§ Task objective: Copy out each line of the material below with no changes.

(Dataset excerpts)

• • • •

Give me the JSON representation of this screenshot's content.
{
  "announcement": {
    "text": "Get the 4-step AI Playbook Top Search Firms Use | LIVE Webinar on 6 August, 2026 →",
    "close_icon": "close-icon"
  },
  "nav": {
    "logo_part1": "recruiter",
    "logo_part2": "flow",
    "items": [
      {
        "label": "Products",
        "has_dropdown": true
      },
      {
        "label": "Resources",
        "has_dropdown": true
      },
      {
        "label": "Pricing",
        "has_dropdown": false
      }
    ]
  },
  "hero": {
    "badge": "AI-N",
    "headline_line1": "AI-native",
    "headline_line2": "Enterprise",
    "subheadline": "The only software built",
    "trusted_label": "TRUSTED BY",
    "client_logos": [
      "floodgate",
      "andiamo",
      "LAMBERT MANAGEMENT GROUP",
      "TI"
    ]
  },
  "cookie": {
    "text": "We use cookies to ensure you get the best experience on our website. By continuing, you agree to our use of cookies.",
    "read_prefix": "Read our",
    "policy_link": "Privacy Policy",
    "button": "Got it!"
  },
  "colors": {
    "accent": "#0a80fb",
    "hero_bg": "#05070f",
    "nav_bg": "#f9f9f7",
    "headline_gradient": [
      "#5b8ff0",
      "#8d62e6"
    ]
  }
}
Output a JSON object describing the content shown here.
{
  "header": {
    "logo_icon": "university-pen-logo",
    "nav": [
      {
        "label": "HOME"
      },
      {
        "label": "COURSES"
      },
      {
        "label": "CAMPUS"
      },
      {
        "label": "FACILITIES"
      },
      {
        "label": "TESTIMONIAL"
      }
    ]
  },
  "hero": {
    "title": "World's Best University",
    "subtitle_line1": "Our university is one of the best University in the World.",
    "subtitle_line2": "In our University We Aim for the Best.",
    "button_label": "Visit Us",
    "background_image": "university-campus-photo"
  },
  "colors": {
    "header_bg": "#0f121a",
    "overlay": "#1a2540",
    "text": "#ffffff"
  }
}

• • • •

§ Completed task:
Give me the JSON representation of this screenshot's content.
{
  "announcement": {
    "text": "Get the 4-step AI Playbook Top Search Firms Use | LIVE Webinar on 6 August, 2026 →",
    "close_icon": "close-icon"
  },
  "nav": {
    "logo_part1": "recruiter",
    "logo_part2": "flow",
    "items": [
      {
        "label": "Products",
        "has_dropdown": true
      },
      {
        "label": "Resources",
        "has_dropdown": true
      },
      {
        "label": "Pricing",
        "has_dropdown": false
      }
    ]
  },
  "hero": {
    "badge": "AI-N",
    "headline_line1": "AI-native",
    "headline_line2": "Enterprise",
    "subheadline": "The only software built",
    "trusted_label": "TRUSTED BY",
    "client_logos": [
      "floodgate",
      "andiamo",
      "LAMBERT MANAGEMENT GROUP",
      "TI"
    ]
  },
  "cookie": {
    "text": "We use cookies to ensure you get the best experience on our website. By continuing, you agree to our use of cookies.",
    "read_prefix": "Read our",
    "policy_link": "Privacy Policy",
    "button": "Got it!"
  },
  "colors": {
    "accent": "#0a80fb",
    "hero_bg": "#05070f",
    "nav_bg": "#f9f9f7",
    "headline_gradient": [
      "#5b8ff0",
      "#8d62e6"
    ]
  }
}
Output a JSON object describing the content shown here.
{
  "header": {
    "logo_icon": "university-pen-logo",
    "nav": [
      {
        "label": "HOME"
      },
      {
        "label": "COURSES"
      },
      {
        "label": "CAMPUS"
      },
      {
        "label": "FACILITIES"
      },
      {
        "label": "TESTIMONIAL"
      }
    ]
  },
  "hero": {
    "title": "World's Best University",
    "subtitle_line1": "Our university is one of the best University in the World.",
    "subtitle_line2": "In our University We Aim for the Best.",
    "button_label": "Visit Us",
    "background_image": "university-campus-photo"
  },
  "colors": {
    "header_bg": "#0f121a",
    "overlay": "#1a2540",
    "text": "#ffffff"
  }
}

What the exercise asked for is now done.